This plot shows a clear positive relationship between hits and runs. Nevertheless, we need to go further and fit our corresponding model to address our inquiries.

3. Parametric Quantile Regression#

We can address inquiries (1) and (2) via parametric Quantile regression. But before digging into this model, it is necessary to recall some fundamentals from OLS.

In OLS, we use a linear combination on the right-hand sice to explain the conditional mean

\[ \mathbb{E}(Y_i \mid X_{i,j} = x_{i,j}) = \beta_0 + \beta_1 x_{i,1} + \ldots + \beta_k x_{i,k}; \]

and then find $\hat{\beta}_0, \hat{\beta}_1, \dots, \hat{\beta}_k$ that minimize the squared error (loss function) in our training set of size $n$

\[ \sum_{i = 1}^n (y_i - \beta_0 - \beta_1 x_{i,1} - \ldots - \beta_k x_{i,k})^2. \]

3.1. General Modelling Framework#

On the other hand, parametric Quantile regression will condition the $\tau$-quantile ($\tau \in [0, 1]$) to $k$ regressors in a linear combination with an intercept $\beta_0(\tau)$ and $k$ regression coefficients:

(20)#\[\begin{equation} Q_i( \tau \mid X_{i,j} = x_{i,j}) = \beta_0(\tau) + \beta_1(\tau) x_{i,1} + \ldots + \beta_k(\tau) x_{i,k}; \end{equation}\]

and then find $\hat{\beta}_0(\tau), \hat{\beta}_1(\tau), \dots, \hat{\beta}_k(\tau)$ that minimize the following error function (loss function)

== Problem 1 ==
In the records, from their first line through the line with "row-divider — [495, 464, 1044, 465]", switch every "table-cell" to "data-cell" and give those lines back with nothing else altered.

(Element region listings)
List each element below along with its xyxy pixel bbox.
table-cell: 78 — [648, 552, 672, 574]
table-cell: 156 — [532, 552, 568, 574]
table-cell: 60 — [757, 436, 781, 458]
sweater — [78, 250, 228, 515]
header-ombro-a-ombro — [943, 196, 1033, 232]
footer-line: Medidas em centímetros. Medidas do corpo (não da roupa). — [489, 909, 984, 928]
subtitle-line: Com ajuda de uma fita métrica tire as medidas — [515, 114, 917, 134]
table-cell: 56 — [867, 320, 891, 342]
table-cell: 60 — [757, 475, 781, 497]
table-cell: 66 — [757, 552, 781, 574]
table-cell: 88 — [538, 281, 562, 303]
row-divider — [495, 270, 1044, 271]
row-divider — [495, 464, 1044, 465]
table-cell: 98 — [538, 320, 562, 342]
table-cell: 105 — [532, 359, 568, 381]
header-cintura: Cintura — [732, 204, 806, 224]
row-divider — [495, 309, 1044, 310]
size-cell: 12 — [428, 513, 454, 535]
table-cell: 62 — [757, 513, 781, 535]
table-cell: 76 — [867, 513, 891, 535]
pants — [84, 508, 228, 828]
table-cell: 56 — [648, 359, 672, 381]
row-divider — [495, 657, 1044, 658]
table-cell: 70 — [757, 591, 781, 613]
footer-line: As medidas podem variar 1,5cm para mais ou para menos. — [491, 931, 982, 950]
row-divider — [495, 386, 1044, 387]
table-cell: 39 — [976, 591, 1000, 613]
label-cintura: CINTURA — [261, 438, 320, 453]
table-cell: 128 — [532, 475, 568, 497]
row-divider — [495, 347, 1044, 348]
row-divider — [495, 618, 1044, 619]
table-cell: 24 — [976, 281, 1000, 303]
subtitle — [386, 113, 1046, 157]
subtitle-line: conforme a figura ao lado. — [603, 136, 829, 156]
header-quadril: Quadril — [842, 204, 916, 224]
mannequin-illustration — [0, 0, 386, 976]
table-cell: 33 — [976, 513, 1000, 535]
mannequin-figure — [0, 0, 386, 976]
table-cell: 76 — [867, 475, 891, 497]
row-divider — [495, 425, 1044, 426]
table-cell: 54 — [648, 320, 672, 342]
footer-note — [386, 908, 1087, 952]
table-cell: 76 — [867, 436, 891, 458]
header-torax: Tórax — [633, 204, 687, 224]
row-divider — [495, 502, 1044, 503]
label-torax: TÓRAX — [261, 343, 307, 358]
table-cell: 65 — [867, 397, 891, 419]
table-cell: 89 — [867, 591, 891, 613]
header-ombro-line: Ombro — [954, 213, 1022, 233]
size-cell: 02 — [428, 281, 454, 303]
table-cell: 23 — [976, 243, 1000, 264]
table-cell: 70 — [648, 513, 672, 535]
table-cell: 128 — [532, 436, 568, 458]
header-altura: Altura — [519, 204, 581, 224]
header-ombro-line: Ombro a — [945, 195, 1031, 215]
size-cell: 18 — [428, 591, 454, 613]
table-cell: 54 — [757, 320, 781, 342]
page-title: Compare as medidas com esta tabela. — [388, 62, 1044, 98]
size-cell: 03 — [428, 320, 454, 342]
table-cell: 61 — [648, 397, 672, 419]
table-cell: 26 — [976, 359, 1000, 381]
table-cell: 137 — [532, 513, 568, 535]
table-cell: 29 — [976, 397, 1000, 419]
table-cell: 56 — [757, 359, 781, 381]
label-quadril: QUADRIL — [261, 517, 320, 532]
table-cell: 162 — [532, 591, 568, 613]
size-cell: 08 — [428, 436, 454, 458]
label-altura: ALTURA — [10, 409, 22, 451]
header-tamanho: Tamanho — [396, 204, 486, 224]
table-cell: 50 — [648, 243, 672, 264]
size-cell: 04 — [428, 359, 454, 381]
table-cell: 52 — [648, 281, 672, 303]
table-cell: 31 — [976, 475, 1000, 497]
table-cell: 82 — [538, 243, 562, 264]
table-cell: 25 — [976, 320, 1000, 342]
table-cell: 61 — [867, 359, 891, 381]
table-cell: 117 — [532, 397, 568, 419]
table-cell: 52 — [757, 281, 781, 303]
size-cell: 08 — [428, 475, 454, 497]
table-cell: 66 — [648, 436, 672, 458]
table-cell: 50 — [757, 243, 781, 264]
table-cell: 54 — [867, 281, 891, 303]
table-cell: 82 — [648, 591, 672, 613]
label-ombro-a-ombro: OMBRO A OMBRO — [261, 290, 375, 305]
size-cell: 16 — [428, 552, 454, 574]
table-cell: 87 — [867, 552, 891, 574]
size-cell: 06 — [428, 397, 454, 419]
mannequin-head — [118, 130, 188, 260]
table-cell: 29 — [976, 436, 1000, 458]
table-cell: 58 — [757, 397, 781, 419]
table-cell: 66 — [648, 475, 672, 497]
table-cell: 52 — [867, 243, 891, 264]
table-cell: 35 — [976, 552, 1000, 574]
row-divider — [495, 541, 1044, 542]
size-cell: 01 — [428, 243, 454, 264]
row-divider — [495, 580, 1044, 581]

== Problem 2 ==
Answer these questions on the quantile regression text.
(a) In OLS, what does the linear combination on the right-hand side explain?
(b) What does parametric Quantile regression condition to $k$ regressors?
(c) Which inquiries does the text say parametric Quantile regression can address?

== Task answer 1 ==
List each element below along with its xyxy pixel bbox.
data-cell: 78 — [648, 552, 672, 574]
data-cell: 156 — [532, 552, 568, 574]
data-cell: 60 — [757, 436, 781, 458]
sweater — [78, 250, 228, 515]
header-ombro-a-ombro — [943, 196, 1033, 232]
footer-line: Medidas em centímetros. Medidas do corpo (não da roupa). — [489, 909, 984, 928]
subtitle-line: Com ajuda de uma fita métrica tire as medidas — [515, 114, 917, 134]
data-cell: 56 — [867, 320, 891, 342]
data-cell: 60 — [757, 475, 781, 497]
data-cell: 66 — [757, 552, 781, 574]
data-cell: 88 — [538, 281, 562, 303]
row-divider — [495, 270, 1044, 271]
row-divider — [495, 464, 1044, 465]

== Task answer 2 ==
(a) The conditional mean.
(b) The $\tau$-quantile.
(c) Inquiries (1) and (2).